DIRECTION: Show each line from the listing that includes the word "après".

· · · · · · ·

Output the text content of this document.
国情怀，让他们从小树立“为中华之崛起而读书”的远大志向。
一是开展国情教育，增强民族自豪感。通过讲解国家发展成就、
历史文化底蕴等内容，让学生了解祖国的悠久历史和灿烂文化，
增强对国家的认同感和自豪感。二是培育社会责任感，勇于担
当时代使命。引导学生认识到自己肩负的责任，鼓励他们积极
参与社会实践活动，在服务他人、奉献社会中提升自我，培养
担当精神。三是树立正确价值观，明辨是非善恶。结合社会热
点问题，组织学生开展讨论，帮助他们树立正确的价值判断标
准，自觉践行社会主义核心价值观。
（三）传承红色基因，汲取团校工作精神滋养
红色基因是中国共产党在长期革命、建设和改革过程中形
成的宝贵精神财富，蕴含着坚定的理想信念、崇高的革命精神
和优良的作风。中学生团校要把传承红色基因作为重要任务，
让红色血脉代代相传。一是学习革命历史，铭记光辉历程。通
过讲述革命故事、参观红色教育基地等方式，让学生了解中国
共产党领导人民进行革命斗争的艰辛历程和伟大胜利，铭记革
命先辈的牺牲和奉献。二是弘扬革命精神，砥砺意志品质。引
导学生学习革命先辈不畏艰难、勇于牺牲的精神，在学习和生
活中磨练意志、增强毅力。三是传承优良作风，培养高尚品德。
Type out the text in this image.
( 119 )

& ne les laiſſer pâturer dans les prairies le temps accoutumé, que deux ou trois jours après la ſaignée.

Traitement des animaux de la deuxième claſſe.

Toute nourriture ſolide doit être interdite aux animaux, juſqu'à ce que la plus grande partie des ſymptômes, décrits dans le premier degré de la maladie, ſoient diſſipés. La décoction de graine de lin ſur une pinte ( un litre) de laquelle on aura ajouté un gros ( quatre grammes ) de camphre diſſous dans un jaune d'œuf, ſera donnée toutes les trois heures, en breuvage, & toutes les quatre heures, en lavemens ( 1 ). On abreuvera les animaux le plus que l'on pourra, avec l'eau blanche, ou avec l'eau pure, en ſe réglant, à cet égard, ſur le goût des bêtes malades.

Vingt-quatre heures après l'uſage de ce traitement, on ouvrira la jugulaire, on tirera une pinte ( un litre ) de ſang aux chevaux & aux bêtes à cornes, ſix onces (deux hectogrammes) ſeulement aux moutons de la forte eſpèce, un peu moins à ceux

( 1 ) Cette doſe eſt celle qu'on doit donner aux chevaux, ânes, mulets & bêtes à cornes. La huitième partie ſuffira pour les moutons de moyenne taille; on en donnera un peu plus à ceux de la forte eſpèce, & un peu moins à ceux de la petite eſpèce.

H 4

· · · · · · ·

RESPONSE:
& ne les laiſſer pâturer dans les prairies le temps accoutumé, que deux ou trois jours après la ſaignée.
Vingt-quatre heures après l'uſage de ce traitement, on ouvrira la jugulaire, on tirera une pinte ( un litre ) de ſang aux chevaux & aux bêtes à cornes, ſix onces (deux hectogrammes) ſeulement aux moutons de la forte eſpèce, un peu moins à ceux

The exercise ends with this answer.